Aim: Using the records below, locate all lines containing "Radius" and return them.

Provided records:
** START **
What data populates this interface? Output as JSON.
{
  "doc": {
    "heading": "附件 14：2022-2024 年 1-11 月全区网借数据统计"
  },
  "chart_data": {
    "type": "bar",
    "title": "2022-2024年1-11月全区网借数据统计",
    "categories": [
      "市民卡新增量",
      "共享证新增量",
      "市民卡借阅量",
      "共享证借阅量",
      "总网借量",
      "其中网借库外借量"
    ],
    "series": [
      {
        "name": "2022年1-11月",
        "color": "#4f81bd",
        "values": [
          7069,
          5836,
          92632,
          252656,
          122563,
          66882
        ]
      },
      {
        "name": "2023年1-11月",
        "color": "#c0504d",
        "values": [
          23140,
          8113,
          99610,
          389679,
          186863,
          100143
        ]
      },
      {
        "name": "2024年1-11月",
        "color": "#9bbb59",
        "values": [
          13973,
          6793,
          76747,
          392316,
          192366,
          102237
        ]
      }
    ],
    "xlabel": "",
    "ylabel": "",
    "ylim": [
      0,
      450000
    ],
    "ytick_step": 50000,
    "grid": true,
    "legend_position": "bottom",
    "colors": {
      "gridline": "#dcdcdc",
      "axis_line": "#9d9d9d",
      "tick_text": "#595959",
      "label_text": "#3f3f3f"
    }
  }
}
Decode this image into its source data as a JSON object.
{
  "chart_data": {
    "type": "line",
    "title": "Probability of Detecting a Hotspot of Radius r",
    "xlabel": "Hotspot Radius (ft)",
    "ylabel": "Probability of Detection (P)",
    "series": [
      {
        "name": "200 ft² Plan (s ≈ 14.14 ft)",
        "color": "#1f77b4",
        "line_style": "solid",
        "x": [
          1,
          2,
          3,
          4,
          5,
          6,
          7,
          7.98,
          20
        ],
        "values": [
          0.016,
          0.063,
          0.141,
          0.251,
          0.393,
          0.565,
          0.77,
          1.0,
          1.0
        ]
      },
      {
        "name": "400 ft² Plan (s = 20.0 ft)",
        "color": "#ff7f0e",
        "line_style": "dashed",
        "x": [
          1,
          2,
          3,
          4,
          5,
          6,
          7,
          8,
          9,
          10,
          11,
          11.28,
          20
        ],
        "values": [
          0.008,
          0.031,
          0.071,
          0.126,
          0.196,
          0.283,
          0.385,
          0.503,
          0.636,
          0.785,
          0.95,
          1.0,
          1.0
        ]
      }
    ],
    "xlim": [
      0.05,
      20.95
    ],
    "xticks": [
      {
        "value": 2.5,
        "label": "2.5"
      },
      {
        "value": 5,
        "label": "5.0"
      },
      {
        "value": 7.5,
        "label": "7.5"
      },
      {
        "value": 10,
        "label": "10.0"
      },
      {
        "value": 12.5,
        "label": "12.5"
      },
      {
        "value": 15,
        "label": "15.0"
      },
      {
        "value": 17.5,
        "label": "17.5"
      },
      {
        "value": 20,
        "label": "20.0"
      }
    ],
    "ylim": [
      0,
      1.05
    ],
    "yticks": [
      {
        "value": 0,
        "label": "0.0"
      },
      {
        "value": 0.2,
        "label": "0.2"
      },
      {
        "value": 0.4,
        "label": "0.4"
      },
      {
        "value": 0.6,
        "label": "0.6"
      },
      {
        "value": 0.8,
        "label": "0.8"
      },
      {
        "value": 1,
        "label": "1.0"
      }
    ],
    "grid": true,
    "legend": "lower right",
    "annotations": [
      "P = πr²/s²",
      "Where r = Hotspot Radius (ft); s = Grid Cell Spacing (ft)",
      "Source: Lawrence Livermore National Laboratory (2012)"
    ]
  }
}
** END **
Answer to the exercise:
    "title": "Probability of Detecting a Hotspot of Radius r",
    "xlabel": "Hotspot Radius (ft)",
      "Where r = Hotspot Radius (ft); s = Grid Cell Spacing (ft)",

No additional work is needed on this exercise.